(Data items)
·····
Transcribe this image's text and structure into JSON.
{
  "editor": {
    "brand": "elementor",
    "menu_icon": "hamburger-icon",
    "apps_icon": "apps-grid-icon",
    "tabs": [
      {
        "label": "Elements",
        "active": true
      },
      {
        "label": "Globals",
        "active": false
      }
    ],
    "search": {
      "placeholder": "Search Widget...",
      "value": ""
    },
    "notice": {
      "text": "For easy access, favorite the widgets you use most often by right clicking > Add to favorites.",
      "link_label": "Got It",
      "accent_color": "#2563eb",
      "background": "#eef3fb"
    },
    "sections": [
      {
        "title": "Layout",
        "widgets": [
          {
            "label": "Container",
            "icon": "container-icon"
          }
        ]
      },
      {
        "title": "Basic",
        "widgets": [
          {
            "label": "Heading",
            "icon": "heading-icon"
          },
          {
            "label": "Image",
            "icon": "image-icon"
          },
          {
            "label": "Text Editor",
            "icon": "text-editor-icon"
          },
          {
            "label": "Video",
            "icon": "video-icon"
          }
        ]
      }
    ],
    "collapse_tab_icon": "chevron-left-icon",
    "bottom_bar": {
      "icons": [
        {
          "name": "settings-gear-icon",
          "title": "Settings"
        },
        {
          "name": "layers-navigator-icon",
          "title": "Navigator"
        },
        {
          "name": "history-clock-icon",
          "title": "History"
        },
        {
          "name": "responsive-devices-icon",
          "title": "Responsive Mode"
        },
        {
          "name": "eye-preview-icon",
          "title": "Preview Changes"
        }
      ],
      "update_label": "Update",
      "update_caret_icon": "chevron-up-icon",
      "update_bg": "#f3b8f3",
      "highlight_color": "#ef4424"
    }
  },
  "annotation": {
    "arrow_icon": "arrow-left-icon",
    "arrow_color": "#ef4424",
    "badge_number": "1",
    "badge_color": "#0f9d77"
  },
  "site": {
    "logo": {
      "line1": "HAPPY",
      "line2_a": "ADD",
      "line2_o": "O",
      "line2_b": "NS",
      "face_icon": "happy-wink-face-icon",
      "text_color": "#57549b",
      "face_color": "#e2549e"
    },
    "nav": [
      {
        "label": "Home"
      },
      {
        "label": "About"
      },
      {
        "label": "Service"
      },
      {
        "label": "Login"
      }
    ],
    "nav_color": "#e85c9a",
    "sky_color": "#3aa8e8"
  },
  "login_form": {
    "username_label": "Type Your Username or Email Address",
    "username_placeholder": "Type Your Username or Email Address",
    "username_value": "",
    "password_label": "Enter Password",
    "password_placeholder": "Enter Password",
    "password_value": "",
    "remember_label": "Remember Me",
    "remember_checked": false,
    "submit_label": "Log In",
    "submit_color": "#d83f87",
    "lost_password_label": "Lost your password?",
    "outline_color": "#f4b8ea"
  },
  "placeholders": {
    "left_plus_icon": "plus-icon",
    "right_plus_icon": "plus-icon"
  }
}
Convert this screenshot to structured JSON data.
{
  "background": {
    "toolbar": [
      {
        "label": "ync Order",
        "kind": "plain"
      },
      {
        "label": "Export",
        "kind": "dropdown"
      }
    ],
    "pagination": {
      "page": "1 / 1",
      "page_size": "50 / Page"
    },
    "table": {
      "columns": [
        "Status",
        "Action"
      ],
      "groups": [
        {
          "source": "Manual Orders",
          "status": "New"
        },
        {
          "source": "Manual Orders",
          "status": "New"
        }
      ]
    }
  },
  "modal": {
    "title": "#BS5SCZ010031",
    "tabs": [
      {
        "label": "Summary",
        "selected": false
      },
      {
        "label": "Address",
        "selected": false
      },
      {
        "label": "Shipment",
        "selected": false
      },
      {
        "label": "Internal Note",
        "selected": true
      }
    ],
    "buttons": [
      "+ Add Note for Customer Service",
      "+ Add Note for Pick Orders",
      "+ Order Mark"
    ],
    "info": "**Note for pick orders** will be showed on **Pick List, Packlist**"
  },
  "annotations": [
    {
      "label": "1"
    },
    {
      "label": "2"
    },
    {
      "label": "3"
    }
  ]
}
·····
Repeat all of the records above exactly as they appear.

◆ **SOLUTION FOR THIS TASK**
Transcribe this image's text and structure into JSON.
{
  "editor": {
    "brand": "elementor",
    "menu_icon": "hamburger-icon",
    "apps_icon": "apps-grid-icon",
    "tabs": [
      {
        "label": "Elements",
        "active": true
      },
      {
        "label": "Globals",
        "active": false
      }
    ],
    "search": {
      "placeholder": "Search Widget...",
      "value": ""
    },
    "notice": {
      "text": "For easy access, favorite the widgets you use most often by right clicking > Add to favorites.",
      "link_label": "Got It",
      "accent_color": "#2563eb",
      "background": "#eef3fb"
    },
    "sections": [
      {
        "title": "Layout",
        "widgets": [
          {
            "label": "Container",
            "icon": "container-icon"
          }
        ]
      },
      {
        "title": "Basic",
        "widgets": [
          {
            "label": "Heading",
            "icon": "heading-icon"
          },
          {
            "label": "Image",
            "icon": "image-icon"
          },
          {
            "label": "Text Editor",
            "icon": "text-editor-icon"
          },
          {
            "label": "Video",
            "icon": "video-icon"
          }
        ]
      }
    ],
    "collapse_tab_icon": "chevron-left-icon",
    "bottom_bar": {
      "icons": [
        {
          "name": "settings-gear-icon",
          "title": "Settings"
        },
        {
          "name": "layers-navigator-icon",
          "title": "Navigator"
        },
        {
          "name": "history-clock-icon",
          "title": "History"
        },
        {
          "name": "responsive-devices-icon",
          "title": "Responsive Mode"
        },
        {
          "name": "eye-preview-icon",
          "title": "Preview Changes"
        }
      ],
      "update_label": "Update",
      "update_caret_icon": "chevron-up-icon",
      "update_bg": "#f3b8f3",
      "highlight_color": "#ef4424"
    }
  },
  "annotation": {
    "arrow_icon": "arrow-left-icon",
    "arrow_color": "#ef4424",
    "badge_number": "1",
    "badge_color": "#0f9d77"
  },
  "site": {
    "logo": {
      "line1": "HAPPY",
      "line2_a": "ADD",
      "line2_o": "O",
      "line2_b": "NS",
      "face_icon": "happy-wink-face-icon",
      "text_color": "#57549b",
      "face_color": "#e2549e"
    },
    "nav": [
      {
        "label": "Home"
      },
      {
        "label": "About"
      },
      {
        "label": "Service"
      },
      {
        "label": "Login"
      }
    ],
    "nav_color": "#e85c9a",
    "sky_color": "#3aa8e8"
  },
  "login_form": {
    "username_label": "Type Your Username or Email Address",
    "username_placeholder": "Type Your Username or Email Address",
    "username_value": "",
    "password_label": "Enter Password",
    "password_placeholder": "Enter Password",
    "password_value": "",
    "remember_label": "Remember Me",
    "remember_checked": false,
    "submit_label": "Log In",
    "submit_color": "#d83f87",
    "lost_password_label": "Lost your password?",
    "outline_color": "#f4b8ea"
  },
  "placeholders": {
    "left_plus_icon": "plus-icon",
    "right_plus_icon": "plus-icon"
  }
}
Convert this screenshot to structured JSON data.
{
  "background": {
    "toolbar": [
      {
        "label": "ync Order",
        "kind": "plain"
      },
      {
        "label": "Export",
        "kind": "dropdown"
      }
    ],
    "pagination": {
      "page": "1 / 1",
      "page_size": "50 / Page"
    },
    "table": {
      "columns": [
        "Status",
        "Action"
      ],
      "groups": [
        {
          "source": "Manual Orders",
          "status": "New"
        },
        {
          "source": "Manual Orders",
          "status": "New"
        }
      ]
    }
  },
  "modal": {
    "title": "#BS5SCZ010031",
    "tabs": [
      {
        "label": "Summary",
        "selected": false
      },
      {
        "label": "Address",
        "selected": false
      },
      {
        "label": "Shipment",
        "selected": false
      },
      {
        "label": "Internal Note",
        "selected": true
      }
    ],
    "buttons": [
      "+ Add Note for Customer Service",
      "+ Add Note for Pick Orders",
      "+ Order Mark"
    ],
    "info": "**Note for pick orders** will be showed on **Pick List, Packlist**"
  },
  "annotations": [
    {
      "label": "1"
    },
    {
      "label": "2"
    },
    {
      "label": "3"
    }
  ]
}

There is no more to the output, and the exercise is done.